*** RECORDS SUPPLIED ***

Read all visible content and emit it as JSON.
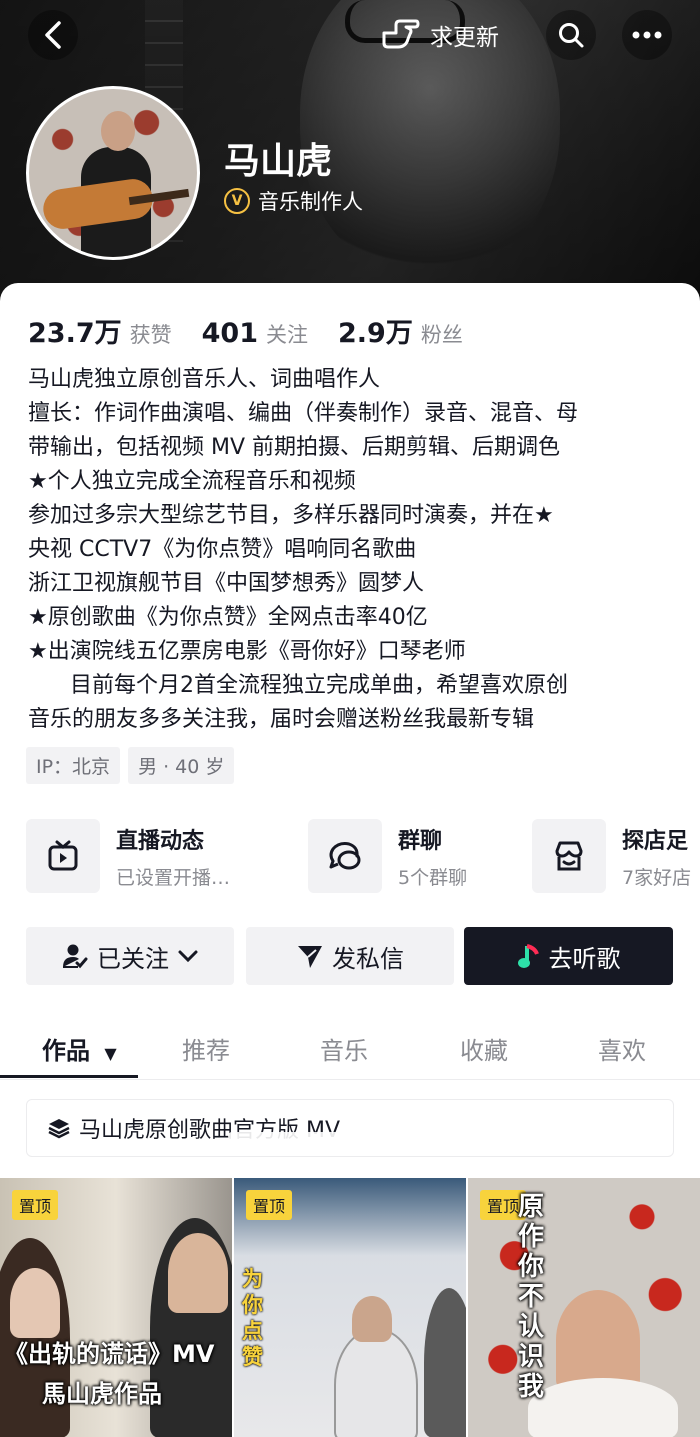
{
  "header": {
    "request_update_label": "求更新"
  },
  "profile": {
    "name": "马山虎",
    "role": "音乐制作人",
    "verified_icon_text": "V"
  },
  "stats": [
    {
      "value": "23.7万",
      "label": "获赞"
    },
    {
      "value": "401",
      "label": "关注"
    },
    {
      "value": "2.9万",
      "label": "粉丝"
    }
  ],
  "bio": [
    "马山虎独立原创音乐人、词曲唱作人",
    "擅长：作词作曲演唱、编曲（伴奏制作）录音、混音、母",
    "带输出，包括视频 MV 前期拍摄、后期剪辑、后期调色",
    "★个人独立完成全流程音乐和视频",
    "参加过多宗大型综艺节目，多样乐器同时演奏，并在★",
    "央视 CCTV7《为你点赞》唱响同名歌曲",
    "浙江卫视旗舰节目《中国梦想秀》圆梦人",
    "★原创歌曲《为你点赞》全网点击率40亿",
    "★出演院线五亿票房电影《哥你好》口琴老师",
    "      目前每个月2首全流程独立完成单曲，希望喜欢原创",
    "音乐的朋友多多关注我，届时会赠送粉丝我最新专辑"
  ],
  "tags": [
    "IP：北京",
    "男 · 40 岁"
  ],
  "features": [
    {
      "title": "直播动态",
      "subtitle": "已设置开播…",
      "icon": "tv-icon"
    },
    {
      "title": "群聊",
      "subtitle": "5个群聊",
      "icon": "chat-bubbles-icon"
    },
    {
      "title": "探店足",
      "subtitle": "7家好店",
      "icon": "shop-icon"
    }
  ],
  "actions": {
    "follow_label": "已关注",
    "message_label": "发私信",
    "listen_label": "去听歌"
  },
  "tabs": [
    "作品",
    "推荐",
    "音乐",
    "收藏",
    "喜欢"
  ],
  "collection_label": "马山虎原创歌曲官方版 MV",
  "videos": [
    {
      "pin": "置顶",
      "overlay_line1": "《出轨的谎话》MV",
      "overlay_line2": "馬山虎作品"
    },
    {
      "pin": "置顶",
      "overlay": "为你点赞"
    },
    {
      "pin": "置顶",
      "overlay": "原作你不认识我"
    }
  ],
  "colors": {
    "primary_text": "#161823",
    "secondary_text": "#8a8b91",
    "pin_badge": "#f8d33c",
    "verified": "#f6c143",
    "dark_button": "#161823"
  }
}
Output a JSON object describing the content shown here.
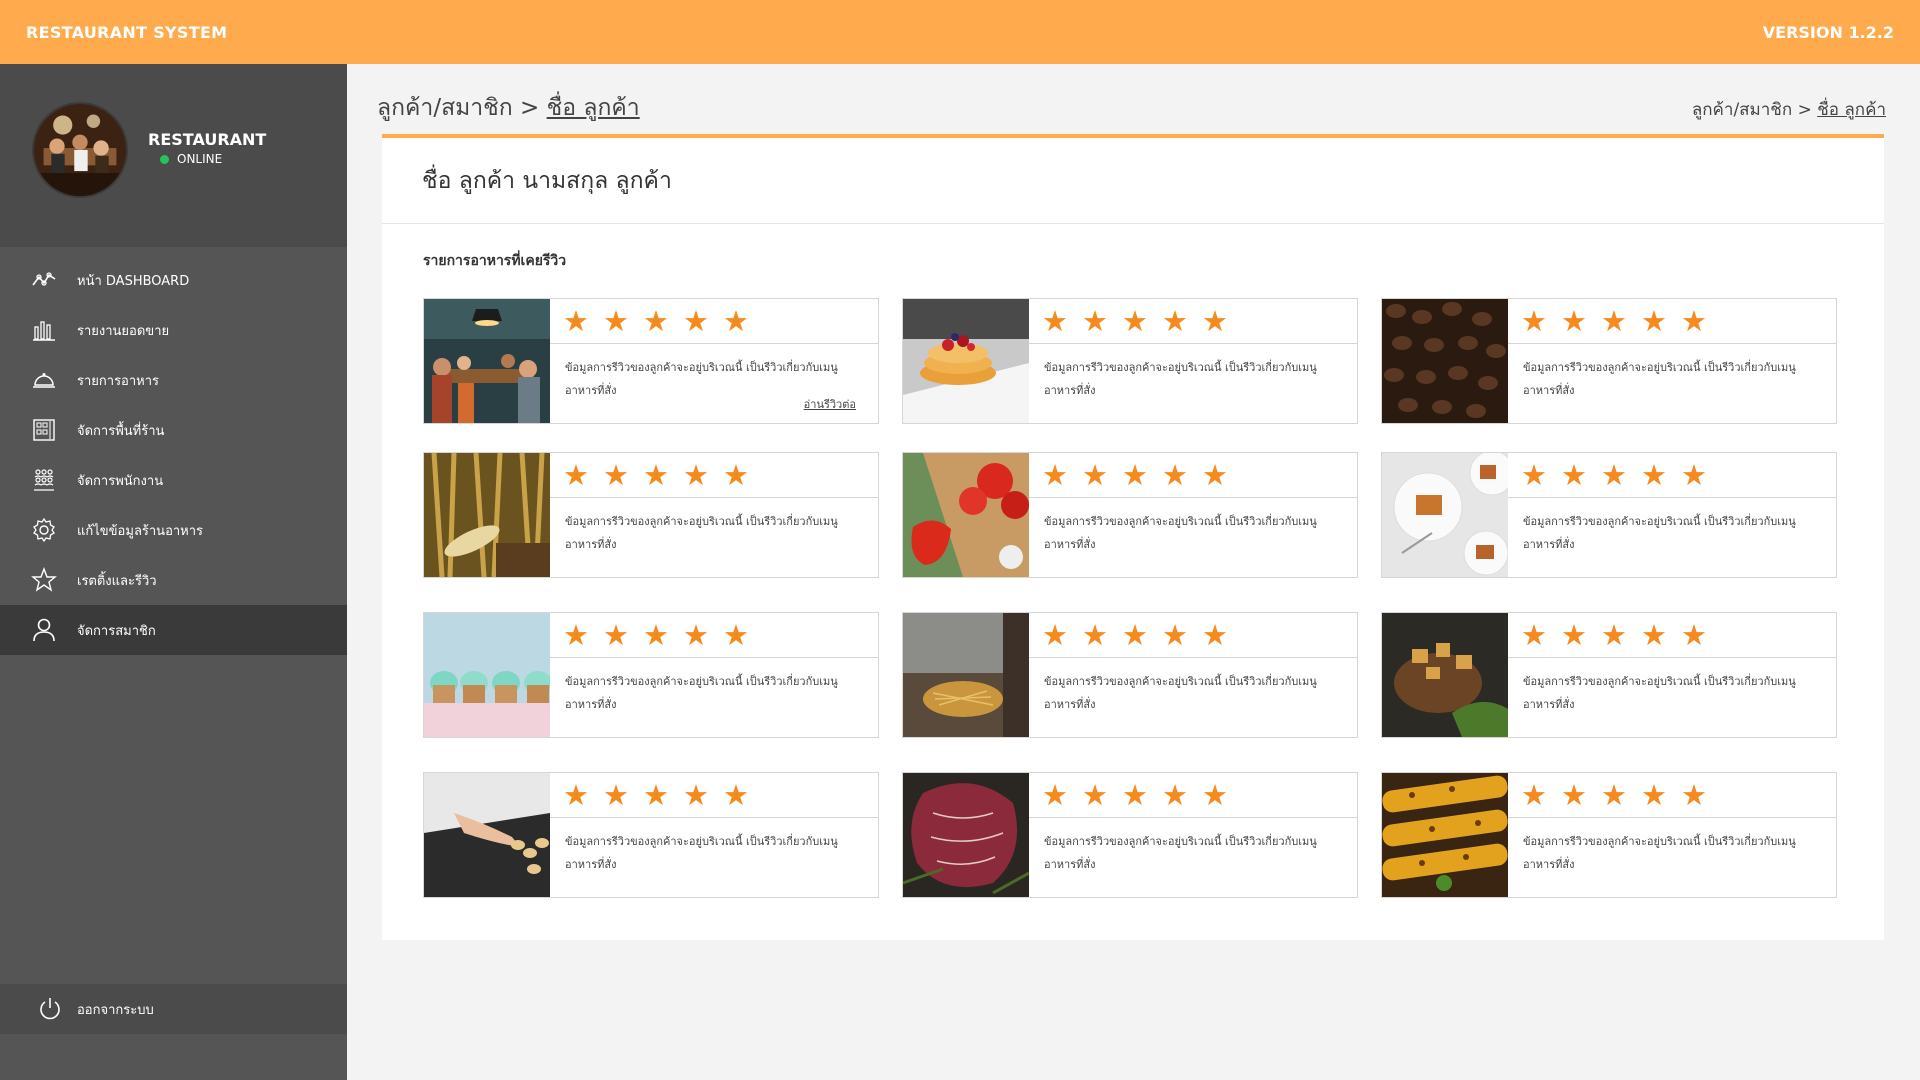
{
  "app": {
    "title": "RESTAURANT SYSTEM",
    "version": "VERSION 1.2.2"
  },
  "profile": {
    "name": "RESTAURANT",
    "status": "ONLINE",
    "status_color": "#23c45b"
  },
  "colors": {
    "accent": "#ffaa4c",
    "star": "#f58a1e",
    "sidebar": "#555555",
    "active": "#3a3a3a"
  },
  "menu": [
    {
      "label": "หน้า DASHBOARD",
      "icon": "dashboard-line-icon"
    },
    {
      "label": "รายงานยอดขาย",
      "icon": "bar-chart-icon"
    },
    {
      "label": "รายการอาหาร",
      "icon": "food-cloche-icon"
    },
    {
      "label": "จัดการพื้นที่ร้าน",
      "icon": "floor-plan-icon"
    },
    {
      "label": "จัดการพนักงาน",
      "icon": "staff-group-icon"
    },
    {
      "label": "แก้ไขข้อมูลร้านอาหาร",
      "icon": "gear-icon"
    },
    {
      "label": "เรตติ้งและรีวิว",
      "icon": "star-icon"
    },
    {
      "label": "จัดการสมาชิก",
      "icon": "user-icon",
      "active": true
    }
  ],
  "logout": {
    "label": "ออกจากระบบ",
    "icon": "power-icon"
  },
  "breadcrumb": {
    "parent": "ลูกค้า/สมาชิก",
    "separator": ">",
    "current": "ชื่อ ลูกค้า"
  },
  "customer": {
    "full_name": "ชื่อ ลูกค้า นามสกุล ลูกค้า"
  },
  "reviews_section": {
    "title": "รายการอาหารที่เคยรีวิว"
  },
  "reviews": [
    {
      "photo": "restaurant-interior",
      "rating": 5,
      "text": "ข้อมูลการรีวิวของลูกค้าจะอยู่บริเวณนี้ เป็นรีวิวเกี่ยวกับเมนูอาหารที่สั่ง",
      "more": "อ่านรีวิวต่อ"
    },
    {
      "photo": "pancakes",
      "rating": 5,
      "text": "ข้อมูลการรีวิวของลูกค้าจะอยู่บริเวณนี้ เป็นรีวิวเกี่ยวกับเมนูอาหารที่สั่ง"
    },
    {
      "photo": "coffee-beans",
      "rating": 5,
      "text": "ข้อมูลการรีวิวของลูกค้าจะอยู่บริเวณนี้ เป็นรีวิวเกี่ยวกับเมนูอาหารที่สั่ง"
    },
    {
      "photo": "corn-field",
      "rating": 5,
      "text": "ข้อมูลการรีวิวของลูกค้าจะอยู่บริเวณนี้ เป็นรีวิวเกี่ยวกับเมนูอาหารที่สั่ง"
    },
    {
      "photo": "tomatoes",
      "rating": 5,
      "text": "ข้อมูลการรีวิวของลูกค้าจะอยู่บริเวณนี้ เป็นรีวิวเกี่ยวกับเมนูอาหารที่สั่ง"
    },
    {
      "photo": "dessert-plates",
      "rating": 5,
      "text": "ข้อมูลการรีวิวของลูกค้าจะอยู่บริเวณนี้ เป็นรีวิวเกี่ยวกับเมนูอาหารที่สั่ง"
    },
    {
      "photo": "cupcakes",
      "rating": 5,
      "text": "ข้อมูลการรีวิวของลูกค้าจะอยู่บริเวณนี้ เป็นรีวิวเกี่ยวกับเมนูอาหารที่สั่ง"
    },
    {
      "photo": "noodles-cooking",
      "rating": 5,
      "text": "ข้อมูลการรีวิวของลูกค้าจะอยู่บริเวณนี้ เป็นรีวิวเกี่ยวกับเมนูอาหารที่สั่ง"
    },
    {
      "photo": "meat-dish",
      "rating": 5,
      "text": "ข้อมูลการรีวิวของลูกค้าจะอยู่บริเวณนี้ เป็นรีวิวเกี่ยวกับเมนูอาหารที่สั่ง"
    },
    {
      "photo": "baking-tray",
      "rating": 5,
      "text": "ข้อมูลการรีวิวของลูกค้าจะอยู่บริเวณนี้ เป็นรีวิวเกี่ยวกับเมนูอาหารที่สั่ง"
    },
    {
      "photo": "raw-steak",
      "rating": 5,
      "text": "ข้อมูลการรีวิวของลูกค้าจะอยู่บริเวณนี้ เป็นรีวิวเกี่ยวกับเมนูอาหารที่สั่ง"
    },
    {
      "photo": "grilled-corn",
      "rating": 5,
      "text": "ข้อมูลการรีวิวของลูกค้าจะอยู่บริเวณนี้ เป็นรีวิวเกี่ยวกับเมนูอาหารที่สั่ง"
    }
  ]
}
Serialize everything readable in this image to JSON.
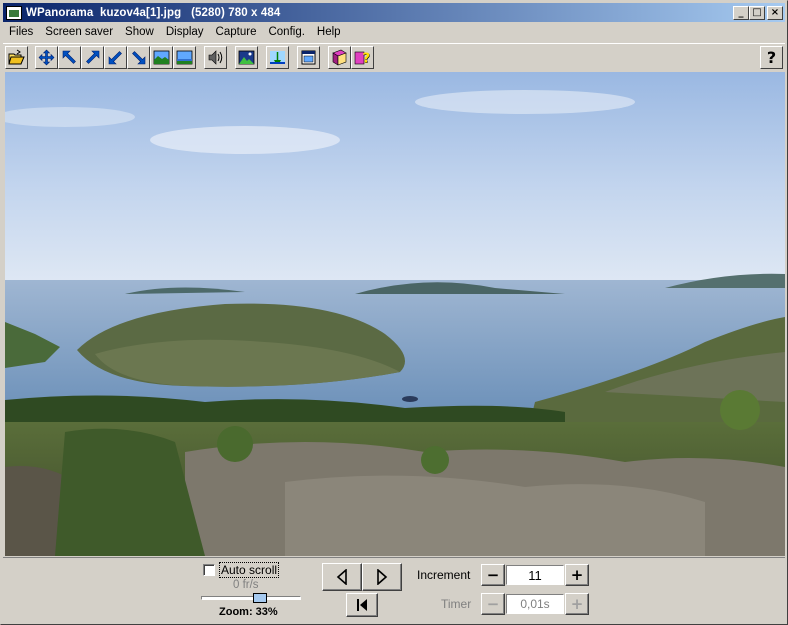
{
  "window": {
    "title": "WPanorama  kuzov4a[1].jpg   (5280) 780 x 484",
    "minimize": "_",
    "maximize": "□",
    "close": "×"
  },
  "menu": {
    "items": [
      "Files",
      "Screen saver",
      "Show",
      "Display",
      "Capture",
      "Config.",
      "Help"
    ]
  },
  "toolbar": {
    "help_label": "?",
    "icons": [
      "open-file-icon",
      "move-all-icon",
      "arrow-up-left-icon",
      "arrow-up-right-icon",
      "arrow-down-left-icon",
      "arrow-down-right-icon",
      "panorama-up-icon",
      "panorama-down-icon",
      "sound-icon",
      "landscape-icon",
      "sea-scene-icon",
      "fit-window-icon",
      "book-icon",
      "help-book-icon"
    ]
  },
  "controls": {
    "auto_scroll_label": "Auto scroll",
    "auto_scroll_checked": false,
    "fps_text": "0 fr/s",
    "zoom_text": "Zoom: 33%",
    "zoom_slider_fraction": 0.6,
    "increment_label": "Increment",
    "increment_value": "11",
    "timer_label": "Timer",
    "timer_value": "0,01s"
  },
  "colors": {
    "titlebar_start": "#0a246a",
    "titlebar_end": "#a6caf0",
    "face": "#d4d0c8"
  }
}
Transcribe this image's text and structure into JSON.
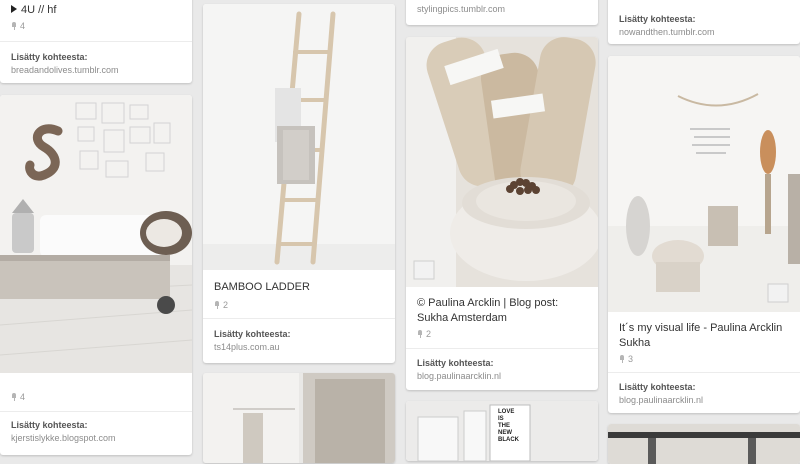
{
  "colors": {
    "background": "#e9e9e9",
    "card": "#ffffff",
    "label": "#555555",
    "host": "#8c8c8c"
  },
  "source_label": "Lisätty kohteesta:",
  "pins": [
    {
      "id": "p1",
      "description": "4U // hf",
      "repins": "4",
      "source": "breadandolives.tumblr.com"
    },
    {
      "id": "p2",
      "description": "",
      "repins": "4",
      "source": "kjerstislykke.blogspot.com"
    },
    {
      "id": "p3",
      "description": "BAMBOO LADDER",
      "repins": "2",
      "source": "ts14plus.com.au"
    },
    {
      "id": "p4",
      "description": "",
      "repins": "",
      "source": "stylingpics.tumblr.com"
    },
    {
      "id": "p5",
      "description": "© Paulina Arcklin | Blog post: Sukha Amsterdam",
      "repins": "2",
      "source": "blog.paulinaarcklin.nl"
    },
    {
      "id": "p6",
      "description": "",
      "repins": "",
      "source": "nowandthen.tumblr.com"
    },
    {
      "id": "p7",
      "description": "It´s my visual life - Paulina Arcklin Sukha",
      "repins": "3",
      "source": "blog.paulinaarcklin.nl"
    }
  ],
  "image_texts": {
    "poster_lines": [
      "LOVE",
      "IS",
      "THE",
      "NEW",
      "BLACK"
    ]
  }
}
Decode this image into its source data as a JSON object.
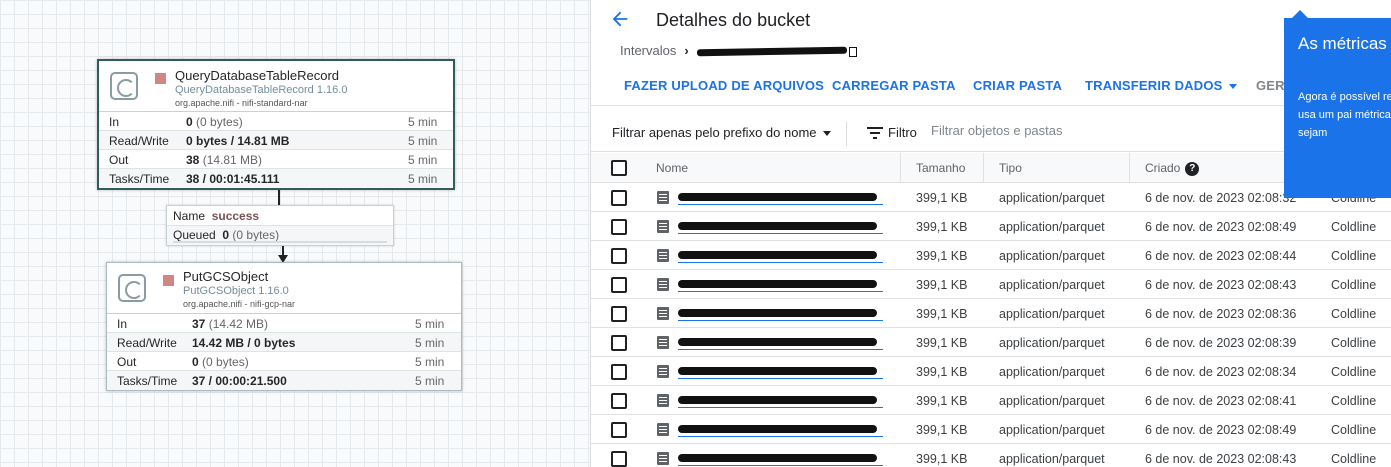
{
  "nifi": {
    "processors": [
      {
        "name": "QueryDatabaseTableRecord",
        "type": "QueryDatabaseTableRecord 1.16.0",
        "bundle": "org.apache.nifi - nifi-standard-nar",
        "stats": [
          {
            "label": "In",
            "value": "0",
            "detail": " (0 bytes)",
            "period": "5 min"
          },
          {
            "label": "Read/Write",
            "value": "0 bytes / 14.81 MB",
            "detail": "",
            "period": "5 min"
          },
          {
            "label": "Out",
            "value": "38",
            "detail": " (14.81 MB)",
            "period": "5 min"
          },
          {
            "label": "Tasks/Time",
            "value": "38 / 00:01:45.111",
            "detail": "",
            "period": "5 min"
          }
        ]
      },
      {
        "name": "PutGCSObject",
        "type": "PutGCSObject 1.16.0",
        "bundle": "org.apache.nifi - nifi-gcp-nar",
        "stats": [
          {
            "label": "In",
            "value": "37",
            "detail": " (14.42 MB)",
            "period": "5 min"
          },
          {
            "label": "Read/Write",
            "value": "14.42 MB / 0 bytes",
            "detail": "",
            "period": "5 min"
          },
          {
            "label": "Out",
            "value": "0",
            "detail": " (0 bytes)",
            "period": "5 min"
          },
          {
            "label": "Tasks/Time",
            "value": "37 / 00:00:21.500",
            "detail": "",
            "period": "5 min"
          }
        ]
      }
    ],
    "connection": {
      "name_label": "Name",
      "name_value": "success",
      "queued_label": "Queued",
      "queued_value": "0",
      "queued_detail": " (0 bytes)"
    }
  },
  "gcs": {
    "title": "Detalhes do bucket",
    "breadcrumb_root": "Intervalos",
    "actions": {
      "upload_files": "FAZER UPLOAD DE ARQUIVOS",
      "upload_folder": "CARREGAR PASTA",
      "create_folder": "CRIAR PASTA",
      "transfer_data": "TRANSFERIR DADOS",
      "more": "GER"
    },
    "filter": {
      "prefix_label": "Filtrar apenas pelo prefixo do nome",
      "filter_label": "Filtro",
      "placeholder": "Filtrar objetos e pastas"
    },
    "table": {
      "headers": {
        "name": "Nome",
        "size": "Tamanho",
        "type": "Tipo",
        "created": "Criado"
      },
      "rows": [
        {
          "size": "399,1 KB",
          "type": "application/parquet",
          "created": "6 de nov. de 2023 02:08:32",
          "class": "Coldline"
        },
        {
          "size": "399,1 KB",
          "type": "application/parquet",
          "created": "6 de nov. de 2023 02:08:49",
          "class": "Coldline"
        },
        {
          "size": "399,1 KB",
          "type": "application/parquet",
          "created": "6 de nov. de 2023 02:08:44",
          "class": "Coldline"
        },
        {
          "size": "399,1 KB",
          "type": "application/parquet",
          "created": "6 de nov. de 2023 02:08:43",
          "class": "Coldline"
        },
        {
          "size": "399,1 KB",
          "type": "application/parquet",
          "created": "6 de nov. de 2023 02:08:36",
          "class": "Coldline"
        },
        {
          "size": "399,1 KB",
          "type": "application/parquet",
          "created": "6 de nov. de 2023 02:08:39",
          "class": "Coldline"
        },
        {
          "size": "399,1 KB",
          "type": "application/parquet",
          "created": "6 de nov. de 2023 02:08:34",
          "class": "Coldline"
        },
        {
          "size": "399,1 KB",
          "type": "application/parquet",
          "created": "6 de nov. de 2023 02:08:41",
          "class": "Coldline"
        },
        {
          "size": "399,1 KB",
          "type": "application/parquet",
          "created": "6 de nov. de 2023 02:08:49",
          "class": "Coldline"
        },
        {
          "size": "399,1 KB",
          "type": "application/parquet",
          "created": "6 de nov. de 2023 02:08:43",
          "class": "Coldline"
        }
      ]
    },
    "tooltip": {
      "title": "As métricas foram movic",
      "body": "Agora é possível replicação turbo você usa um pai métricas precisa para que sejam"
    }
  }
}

***

● **WHAT NEEDS TO BE DONE**: Gather each line from the entries above that includes the word "content".

● **FULL ANSWER**:
Read all visible content and emit it as JSON.
Output a JSON object describing the content shown here.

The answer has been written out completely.